◆ TASK GOAL
Images appear in the records below; leave them out and repeat everything else exactly.

◆ INFORMATION SUPPLIED
_ _ _ _ _
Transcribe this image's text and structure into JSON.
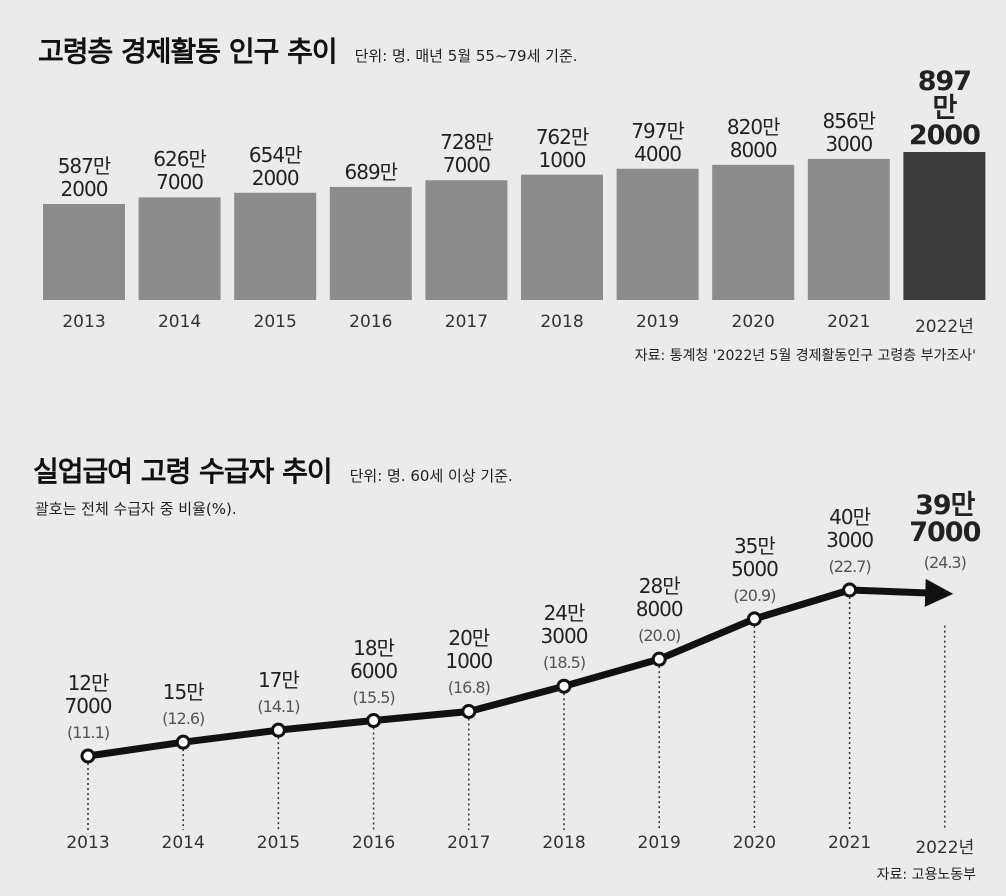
{
  "chart_data": [
    {
      "type": "bar",
      "title": "고령층 경제활동 인구 추이",
      "subtitle": "단위: 명. 매년 5월 55~79세 기준.",
      "categories": [
        "2013",
        "2014",
        "2015",
        "2016",
        "2017",
        "2018",
        "2019",
        "2020",
        "2021",
        "2022년"
      ],
      "values": [
        5872000,
        6267000,
        6542000,
        6890000,
        7287000,
        7621000,
        7974000,
        8208000,
        8563000,
        8972000
      ],
      "value_labels": [
        "587만\n2000",
        "626만\n7000",
        "654만\n2000",
        "689만",
        "728만\n7000",
        "762만\n1000",
        "797만\n4000",
        "820만\n8000",
        "856만\n3000",
        "897만\n2000"
      ],
      "colors": [
        "#8c8c8c",
        "#8c8c8c",
        "#8c8c8c",
        "#8c8c8c",
        "#8c8c8c",
        "#8c8c8c",
        "#8c8c8c",
        "#8c8c8c",
        "#8c8c8c",
        "#3a3a3a"
      ],
      "source": "자료: 통계청 '2022년 5월 경제활동인구 고령층 부가조사'"
    },
    {
      "type": "line",
      "title": "실업급여 고령 수급자 추이",
      "subtitle": "단위: 명. 60세 이상 기준.",
      "note": "괄호는 전체 수급자 중 비율(%).",
      "categories": [
        "2013",
        "2014",
        "2015",
        "2016",
        "2017",
        "2018",
        "2019",
        "2020",
        "2021",
        "2022년"
      ],
      "values": [
        127000,
        150000,
        170000,
        186000,
        201000,
        243000,
        288000,
        355000,
        403000,
        397000
      ],
      "value_labels": [
        "12만\n7000",
        "15만",
        "17만",
        "18만\n6000",
        "20만\n1000",
        "24만\n3000",
        "28만\n8000",
        "35만\n5000",
        "40만\n3000",
        "39만\n7000"
      ],
      "share_labels": [
        "(11.1)",
        "(12.6)",
        "(14.1)",
        "(15.5)",
        "(16.8)",
        "(18.5)",
        "(20.0)",
        "(20.9)",
        "(22.7)",
        "(24.3)"
      ],
      "color": "#111111",
      "source": "자료: 고용노동부"
    }
  ]
}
_ _ _ _ _
◆ THE SOLUTION
Transcribe this image's text and structure into JSON.
{
  "chart_data": [
    {
      "type": "bar",
      "title": "고령층 경제활동 인구 추이",
      "subtitle": "단위: 명. 매년 5월 55~79세 기준.",
      "categories": [
        "2013",
        "2014",
        "2015",
        "2016",
        "2017",
        "2018",
        "2019",
        "2020",
        "2021",
        "2022년"
      ],
      "values": [
        5872000,
        6267000,
        6542000,
        6890000,
        7287000,
        7621000,
        7974000,
        8208000,
        8563000,
        8972000
      ],
      "value_labels": [
        "587만\n2000",
        "626만\n7000",
        "654만\n2000",
        "689만",
        "728만\n7000",
        "762만\n1000",
        "797만\n4000",
        "820만\n8000",
        "856만\n3000",
        "897만\n2000"
      ],
      "colors": [
        "#8c8c8c",
        "#8c8c8c",
        "#8c8c8c",
        "#8c8c8c",
        "#8c8c8c",
        "#8c8c8c",
        "#8c8c8c",
        "#8c8c8c",
        "#8c8c8c",
        "#3a3a3a"
      ],
      "source": "자료: 통계청 '2022년 5월 경제활동인구 고령층 부가조사'"
    },
    {
      "type": "line",
      "title": "실업급여 고령 수급자 추이",
      "subtitle": "단위: 명. 60세 이상 기준.",
      "note": "괄호는 전체 수급자 중 비율(%).",
      "categories": [
        "2013",
        "2014",
        "2015",
        "2016",
        "2017",
        "2018",
        "2019",
        "2020",
        "2021",
        "2022년"
      ],
      "values": [
        127000,
        150000,
        170000,
        186000,
        201000,
        243000,
        288000,
        355000,
        403000,
        397000
      ],
      "value_labels": [
        "12만\n7000",
        "15만",
        "17만",
        "18만\n6000",
        "20만\n1000",
        "24만\n3000",
        "28만\n8000",
        "35만\n5000",
        "40만\n3000",
        "39만\n7000"
      ],
      "share_labels": [
        "(11.1)",
        "(12.6)",
        "(14.1)",
        "(15.5)",
        "(16.8)",
        "(18.5)",
        "(20.0)",
        "(20.9)",
        "(22.7)",
        "(24.3)"
      ],
      "color": "#111111",
      "source": "자료: 고용노동부"
    }
  ]
}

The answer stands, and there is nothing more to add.